**Exercise brief:**
Your task is to write out the lines from the line containing "Convert this screenshot" through the last line of the material, exactly.

Dataset records:
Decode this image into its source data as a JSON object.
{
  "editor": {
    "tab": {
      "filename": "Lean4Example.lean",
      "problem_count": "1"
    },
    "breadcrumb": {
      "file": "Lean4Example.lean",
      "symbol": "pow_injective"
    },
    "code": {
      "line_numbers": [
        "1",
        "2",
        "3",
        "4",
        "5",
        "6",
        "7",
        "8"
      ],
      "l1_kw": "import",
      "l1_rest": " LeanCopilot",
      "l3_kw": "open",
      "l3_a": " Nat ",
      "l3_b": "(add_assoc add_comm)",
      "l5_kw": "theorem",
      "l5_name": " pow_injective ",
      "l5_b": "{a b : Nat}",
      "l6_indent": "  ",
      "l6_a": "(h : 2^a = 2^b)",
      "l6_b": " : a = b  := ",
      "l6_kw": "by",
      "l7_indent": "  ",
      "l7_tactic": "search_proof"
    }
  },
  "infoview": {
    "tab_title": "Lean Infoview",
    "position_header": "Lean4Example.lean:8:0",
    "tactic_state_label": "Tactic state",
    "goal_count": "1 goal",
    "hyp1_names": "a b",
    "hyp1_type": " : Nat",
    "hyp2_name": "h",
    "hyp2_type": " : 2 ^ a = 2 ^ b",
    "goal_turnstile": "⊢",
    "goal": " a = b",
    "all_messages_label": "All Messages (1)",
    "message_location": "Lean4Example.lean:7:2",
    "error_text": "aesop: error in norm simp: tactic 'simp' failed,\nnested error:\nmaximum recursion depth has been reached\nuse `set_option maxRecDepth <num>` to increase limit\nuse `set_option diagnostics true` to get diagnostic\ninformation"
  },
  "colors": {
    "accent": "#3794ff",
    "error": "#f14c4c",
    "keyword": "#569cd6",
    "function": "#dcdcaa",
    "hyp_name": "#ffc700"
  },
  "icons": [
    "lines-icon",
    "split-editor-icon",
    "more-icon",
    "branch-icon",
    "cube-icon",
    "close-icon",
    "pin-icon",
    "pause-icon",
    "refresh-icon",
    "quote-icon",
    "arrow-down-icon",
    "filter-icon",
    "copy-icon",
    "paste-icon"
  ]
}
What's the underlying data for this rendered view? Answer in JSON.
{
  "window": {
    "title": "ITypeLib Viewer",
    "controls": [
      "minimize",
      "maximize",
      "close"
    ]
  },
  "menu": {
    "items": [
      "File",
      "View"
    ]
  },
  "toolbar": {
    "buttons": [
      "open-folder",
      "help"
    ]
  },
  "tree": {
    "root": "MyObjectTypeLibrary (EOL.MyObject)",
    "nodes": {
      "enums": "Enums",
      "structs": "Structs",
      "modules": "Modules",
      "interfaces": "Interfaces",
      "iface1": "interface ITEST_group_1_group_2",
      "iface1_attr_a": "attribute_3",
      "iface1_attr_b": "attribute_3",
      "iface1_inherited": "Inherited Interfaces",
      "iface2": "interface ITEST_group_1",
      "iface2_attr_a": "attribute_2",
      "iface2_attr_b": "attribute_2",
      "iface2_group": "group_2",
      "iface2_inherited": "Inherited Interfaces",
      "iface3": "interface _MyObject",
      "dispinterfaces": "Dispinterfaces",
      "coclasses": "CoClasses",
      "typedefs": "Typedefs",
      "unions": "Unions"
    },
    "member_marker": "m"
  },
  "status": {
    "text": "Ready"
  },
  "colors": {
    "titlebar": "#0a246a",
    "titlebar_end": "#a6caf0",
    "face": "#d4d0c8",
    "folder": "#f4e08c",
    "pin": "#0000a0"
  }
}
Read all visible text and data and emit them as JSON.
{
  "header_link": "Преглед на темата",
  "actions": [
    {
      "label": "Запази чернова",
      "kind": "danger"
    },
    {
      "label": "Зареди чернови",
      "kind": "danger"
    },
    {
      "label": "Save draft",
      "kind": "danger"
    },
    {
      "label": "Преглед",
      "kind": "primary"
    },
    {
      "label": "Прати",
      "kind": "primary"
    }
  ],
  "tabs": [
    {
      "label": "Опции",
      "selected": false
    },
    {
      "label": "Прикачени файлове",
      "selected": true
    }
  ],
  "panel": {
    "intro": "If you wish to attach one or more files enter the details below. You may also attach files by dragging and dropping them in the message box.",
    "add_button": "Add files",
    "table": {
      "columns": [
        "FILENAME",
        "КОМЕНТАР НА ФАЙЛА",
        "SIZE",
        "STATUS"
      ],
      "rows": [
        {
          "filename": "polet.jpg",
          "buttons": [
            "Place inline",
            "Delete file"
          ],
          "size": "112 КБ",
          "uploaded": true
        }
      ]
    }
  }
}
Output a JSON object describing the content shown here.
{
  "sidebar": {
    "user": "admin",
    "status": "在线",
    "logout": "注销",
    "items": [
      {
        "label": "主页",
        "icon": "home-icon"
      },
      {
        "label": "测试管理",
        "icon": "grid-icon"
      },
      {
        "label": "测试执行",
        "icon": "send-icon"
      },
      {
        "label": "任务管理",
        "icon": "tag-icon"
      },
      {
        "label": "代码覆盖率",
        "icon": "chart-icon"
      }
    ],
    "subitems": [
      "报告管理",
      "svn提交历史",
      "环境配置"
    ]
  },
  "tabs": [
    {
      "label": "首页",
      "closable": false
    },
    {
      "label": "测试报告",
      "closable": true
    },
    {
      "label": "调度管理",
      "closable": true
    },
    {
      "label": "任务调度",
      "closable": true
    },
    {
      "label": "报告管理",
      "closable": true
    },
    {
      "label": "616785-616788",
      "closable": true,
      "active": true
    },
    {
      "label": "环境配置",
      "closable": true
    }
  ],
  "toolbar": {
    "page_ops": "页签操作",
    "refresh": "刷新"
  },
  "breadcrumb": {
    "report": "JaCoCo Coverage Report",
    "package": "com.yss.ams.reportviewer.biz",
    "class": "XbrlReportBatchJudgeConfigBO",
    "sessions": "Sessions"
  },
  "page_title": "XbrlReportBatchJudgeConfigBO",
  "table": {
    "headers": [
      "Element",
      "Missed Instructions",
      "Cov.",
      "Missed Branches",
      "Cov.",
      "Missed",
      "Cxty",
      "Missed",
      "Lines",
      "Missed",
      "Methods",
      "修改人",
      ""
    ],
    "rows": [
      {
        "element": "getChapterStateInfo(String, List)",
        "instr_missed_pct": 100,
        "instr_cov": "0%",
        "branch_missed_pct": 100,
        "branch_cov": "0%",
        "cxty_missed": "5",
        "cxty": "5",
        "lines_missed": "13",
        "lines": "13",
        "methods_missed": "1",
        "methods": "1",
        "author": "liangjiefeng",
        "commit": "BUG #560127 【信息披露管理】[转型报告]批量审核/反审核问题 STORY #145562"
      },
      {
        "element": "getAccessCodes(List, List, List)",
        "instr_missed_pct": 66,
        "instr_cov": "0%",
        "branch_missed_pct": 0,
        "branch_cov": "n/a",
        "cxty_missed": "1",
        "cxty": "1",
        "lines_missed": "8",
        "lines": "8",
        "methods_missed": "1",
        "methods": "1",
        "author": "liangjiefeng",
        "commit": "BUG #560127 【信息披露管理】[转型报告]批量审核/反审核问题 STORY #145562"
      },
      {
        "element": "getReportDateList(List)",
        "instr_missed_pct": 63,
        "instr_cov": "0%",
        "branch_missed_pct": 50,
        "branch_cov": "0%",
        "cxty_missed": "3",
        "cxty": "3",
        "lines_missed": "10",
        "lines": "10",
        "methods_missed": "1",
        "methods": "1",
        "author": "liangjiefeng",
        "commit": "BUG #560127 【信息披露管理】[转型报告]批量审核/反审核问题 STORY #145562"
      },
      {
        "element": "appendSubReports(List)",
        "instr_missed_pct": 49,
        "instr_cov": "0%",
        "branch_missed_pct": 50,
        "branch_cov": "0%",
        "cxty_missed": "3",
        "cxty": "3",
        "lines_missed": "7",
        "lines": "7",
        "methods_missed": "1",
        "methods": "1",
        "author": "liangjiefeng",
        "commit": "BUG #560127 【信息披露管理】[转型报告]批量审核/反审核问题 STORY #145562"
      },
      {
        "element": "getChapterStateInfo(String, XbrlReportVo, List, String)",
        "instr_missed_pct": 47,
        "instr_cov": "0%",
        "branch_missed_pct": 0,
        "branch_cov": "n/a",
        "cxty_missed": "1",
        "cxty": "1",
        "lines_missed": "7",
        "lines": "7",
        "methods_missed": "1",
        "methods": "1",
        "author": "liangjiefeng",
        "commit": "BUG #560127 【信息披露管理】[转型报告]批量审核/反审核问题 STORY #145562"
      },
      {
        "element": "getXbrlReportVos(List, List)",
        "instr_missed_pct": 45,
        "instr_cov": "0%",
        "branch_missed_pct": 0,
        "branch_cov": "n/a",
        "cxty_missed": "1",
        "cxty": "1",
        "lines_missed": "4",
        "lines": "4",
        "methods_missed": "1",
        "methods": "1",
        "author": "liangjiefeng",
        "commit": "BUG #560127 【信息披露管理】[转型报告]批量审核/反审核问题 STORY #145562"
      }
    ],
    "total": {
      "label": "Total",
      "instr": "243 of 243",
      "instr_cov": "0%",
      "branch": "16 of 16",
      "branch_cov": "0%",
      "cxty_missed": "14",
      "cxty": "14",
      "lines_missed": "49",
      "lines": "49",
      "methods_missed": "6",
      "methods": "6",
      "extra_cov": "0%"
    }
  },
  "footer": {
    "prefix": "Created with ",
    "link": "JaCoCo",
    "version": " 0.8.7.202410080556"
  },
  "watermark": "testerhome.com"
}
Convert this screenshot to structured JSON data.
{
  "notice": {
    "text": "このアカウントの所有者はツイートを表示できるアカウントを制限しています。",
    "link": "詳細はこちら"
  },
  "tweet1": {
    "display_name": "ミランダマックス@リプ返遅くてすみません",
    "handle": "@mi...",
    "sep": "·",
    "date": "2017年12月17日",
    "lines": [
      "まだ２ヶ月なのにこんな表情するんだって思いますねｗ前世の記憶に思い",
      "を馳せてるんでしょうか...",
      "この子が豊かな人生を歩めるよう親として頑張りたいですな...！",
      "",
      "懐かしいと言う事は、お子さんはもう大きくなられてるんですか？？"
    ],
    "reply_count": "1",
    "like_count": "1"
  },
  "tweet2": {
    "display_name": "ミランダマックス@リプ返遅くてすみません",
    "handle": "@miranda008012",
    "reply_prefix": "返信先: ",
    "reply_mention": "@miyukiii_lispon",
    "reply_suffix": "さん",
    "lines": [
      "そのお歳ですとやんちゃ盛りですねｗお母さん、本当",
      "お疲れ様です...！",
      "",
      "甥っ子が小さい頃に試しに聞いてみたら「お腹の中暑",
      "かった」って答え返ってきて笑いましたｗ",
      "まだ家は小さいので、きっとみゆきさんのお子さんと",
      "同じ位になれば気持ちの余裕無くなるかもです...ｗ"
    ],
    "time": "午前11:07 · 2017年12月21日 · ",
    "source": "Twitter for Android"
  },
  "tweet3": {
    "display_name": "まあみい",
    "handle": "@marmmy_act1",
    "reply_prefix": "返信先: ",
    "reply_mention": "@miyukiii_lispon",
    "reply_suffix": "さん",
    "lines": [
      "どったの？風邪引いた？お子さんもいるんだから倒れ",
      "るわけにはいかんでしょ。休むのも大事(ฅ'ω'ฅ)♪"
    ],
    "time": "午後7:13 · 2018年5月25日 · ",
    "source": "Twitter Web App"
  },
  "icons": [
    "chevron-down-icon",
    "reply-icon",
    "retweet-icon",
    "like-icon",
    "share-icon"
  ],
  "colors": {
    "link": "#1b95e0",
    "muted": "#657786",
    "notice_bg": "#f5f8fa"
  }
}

**Full response:**
Convert this screenshot to structured JSON data.
{
  "notice": {
    "text": "このアカウントの所有者はツイートを表示できるアカウントを制限しています。",
    "link": "詳細はこちら"
  },
  "tweet1": {
    "display_name": "ミランダマックス@リプ返遅くてすみません",
    "handle": "@mi...",
    "sep": "·",
    "date": "2017年12月17日",
    "lines": [
      "まだ２ヶ月なのにこんな表情するんだって思いますねｗ前世の記憶に思い",
      "を馳せてるんでしょうか...",
      "この子が豊かな人生を歩めるよう親として頑張りたいですな...！",
      "",
      "懐かしいと言う事は、お子さんはもう大きくなられてるんですか？？"
    ],
    "reply_count": "1",
    "like_count": "1"
  },
  "tweet2": {
    "display_name": "ミランダマックス@リプ返遅くてすみません",
    "handle": "@miranda008012",
    "reply_prefix": "返信先: ",
    "reply_mention": "@miyukiii_lispon",
    "reply_suffix": "さん",
    "lines": [
      "そのお歳ですとやんちゃ盛りですねｗお母さん、本当",
      "お疲れ様です...！",
      "",
      "甥っ子が小さい頃に試しに聞いてみたら「お腹の中暑",
      "かった」って答え返ってきて笑いましたｗ",
      "まだ家は小さいので、きっとみゆきさんのお子さんと",
      "同じ位になれば気持ちの余裕無くなるかもです...ｗ"
    ],
    "time": "午前11:07 · 2017年12月21日 · ",
    "source": "Twitter for Android"
  },
  "tweet3": {
    "display_name": "まあみい",
    "handle": "@marmmy_act1",
    "reply_prefix": "返信先: ",
    "reply_mention": "@miyukiii_lispon",
    "reply_suffix": "さん",
    "lines": [
      "どったの？風邪引いた？お子さんもいるんだから倒れ",
      "るわけにはいかんでしょ。休むのも大事(ฅ'ω'ฅ)♪"
    ],
    "time": "午後7:13 · 2018年5月25日 · ",
    "source": "Twitter Web App"
  },
  "icons": [
    "chevron-down-icon",
    "reply-icon",
    "retweet-icon",
    "like-icon",
    "share-icon"
  ],
  "colors": {
    "link": "#1b95e0",
    "muted": "#657786",
    "notice_bg": "#f5f8fa"
  }
}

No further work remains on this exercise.